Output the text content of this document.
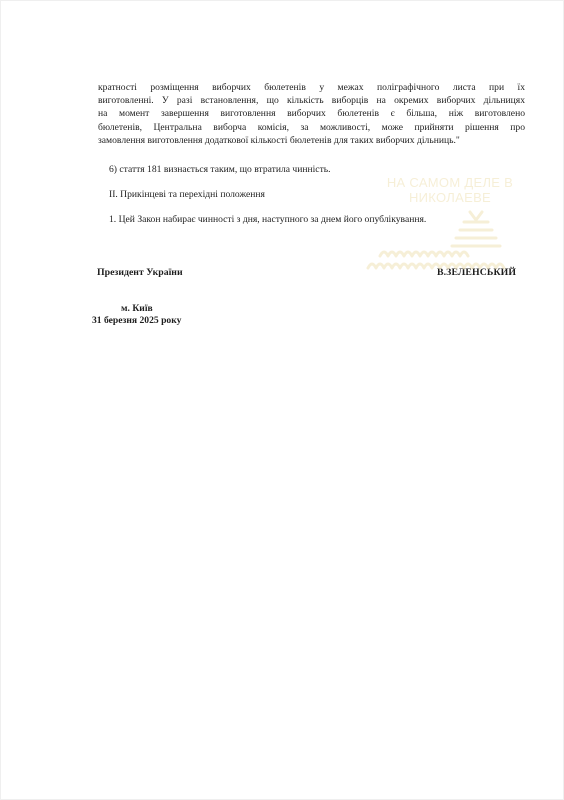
кратності розміщення виборчих бюлетенів у межах поліграфічного листа при їх
виготовленні. У разі встановлення, що кількість виборців на окремих виборчих дільницях
на момент завершення виготовлення виборчих бюлетенів є більша, ніж виготовлено
бюлетенів, Центральна виборча комісія, за можливості, може прийняти рішення про
замовлення виготовлення додаткової кількості бюлетенів для таких виборчих дільниць."
6) стаття 181 визнається таким, що втратила чинність.
II. Прикінцеві та перехідні положення
1. Цей Закон набирає чинності з дня, наступного за днем його опублікування.
Президент України	В.ЗЕЛЕНСЬКИЙ
м. Київ
31 березня 2025 року
НА САМОМ ДЕЛЕ В
НИКОЛАЕВЕ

-- -- --

### Required work
Output the data above without changes, apart from leaving out the pictures.

### Solution for this task
Output the text content of this document.
кратності розміщення виборчих бюлетенів у межах поліграфічного листа при їх
виготовленні. У разі встановлення, що кількість виборців на окремих виборчих дільницях
на момент завершення виготовлення виборчих бюлетенів є більша, ніж виготовлено
бюлетенів, Центральна виборча комісія, за можливості, може прийняти рішення про
замовлення виготовлення додаткової кількості бюлетенів для таких виборчих дільниць."
6) стаття 181 визнається таким, що втратила чинність.
II. Прикінцеві та перехідні положення
1. Цей Закон набирає чинності з дня, наступного за днем його опублікування.
Президент України	В.ЗЕЛЕНСЬКИЙ
м. Київ
31 березня 2025 року
НА САМОМ ДЕЛЕ В
НИКОЛАЕВЕ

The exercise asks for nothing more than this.